> Exercise directions
Copy every record below, exactly as written.

> Dataset entries
-- Start --

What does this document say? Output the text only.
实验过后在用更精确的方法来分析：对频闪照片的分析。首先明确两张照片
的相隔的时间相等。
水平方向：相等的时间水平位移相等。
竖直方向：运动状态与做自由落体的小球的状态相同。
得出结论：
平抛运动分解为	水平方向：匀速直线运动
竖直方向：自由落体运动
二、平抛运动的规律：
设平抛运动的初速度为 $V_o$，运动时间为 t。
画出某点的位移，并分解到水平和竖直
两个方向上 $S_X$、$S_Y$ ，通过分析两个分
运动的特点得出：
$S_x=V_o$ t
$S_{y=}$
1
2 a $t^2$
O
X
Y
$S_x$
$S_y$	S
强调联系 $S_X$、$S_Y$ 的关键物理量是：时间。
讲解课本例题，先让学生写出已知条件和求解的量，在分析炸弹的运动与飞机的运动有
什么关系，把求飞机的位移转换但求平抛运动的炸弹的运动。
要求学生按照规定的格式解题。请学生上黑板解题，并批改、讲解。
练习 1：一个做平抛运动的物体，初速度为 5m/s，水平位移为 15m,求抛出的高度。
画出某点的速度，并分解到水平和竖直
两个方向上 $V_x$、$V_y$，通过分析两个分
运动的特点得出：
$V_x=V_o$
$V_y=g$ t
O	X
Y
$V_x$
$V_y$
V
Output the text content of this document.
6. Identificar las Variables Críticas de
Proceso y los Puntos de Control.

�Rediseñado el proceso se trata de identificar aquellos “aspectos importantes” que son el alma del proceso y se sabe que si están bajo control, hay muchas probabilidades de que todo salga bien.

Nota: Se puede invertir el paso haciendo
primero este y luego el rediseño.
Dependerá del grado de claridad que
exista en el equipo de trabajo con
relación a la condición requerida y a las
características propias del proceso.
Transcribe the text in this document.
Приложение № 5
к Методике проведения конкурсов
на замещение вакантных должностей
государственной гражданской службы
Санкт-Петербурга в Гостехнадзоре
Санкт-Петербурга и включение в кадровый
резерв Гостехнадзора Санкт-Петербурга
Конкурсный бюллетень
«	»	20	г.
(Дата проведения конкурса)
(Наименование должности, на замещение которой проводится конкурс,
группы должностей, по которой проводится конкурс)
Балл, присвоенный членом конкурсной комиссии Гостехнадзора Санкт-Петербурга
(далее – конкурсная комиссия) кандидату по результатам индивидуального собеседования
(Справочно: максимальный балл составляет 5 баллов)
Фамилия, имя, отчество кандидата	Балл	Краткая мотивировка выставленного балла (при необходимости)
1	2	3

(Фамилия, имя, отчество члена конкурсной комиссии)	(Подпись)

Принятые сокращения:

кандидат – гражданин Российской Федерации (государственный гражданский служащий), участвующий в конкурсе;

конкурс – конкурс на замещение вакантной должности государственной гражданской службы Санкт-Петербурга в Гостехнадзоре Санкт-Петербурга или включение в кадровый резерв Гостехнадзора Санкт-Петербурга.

-- End --

> Exercise output
What does this document say? Output the text only.
实验过后在用更精确的方法来分析：对频闪照片的分析。首先明确两张照片
的相隔的时间相等。
水平方向：相等的时间水平位移相等。
竖直方向：运动状态与做自由落体的小球的状态相同。
得出结论：
平抛运动分解为	水平方向：匀速直线运动
竖直方向：自由落体运动
二、平抛运动的规律：
设平抛运动的初速度为 $V_o$，运动时间为 t。
画出某点的位移，并分解到水平和竖直
两个方向上 $S_X$、$S_Y$ ，通过分析两个分
运动的特点得出：
$S_x=V_o$ t
$S_{y=}$
1
2 a $t^2$
O
X
Y
$S_x$
$S_y$	S
强调联系 $S_X$、$S_Y$ 的关键物理量是：时间。
讲解课本例题，先让学生写出已知条件和求解的量，在分析炸弹的运动与飞机的运动有
什么关系，把求飞机的位移转换但求平抛运动的炸弹的运动。
要求学生按照规定的格式解题。请学生上黑板解题，并批改、讲解。
练习 1：一个做平抛运动的物体，初速度为 5m/s，水平位移为 15m,求抛出的高度。
画出某点的速度，并分解到水平和竖直
两个方向上 $V_x$、$V_y$，通过分析两个分
运动的特点得出：
$V_x=V_o$
$V_y=g$ t
O	X
Y
$V_x$
$V_y$
V
Output the text content of this document.
6. Identificar las Variables Críticas de
Proceso y los Puntos de Control.

�Rediseñado el proceso se trata de identificar aquellos “aspectos importantes” que son el alma del proceso y se sabe que si están bajo control, hay muchas probabilidades de que todo salga bien.

Nota: Se puede invertir el paso haciendo
primero este y luego el rediseño.
Dependerá del grado de claridad que
exista en el equipo de trabajo con
relación a la condición requerida y a las
características propias del proceso.
Transcribe the text in this document.
Приложение № 5
к Методике проведения конкурсов
на замещение вакантных должностей
государственной гражданской службы
Санкт-Петербурга в Гостехнадзоре
Санкт-Петербурга и включение в кадровый
резерв Гостехнадзора Санкт-Петербурга
Конкурсный бюллетень
«	»	20	г.
(Дата проведения конкурса)
(Наименование должности, на замещение которой проводится конкурс,
группы должностей, по которой проводится конкурс)
Балл, присвоенный членом конкурсной комиссии Гостехнадзора Санкт-Петербурга
(далее – конкурсная комиссия) кандидату по результатам индивидуального собеседования
(Справочно: максимальный балл составляет 5 баллов)
Фамилия, имя, отчество кандидата	Балл	Краткая мотивировка выставленного балла (при необходимости)
1	2	3

(Фамилия, имя, отчество члена конкурсной комиссии)	(Подпись)

Принятые сокращения:

кандидат – гражданин Российской Федерации (государственный гражданский служащий), участвующий в конкурсе;

конкурс – конкурс на замещение вакантной должности государственной гражданской службы Санкт-Петербурга в Гостехнадзоре Санкт-Петербурга или включение в кадровый резерв Гостехнадзора Санкт-Петербурга.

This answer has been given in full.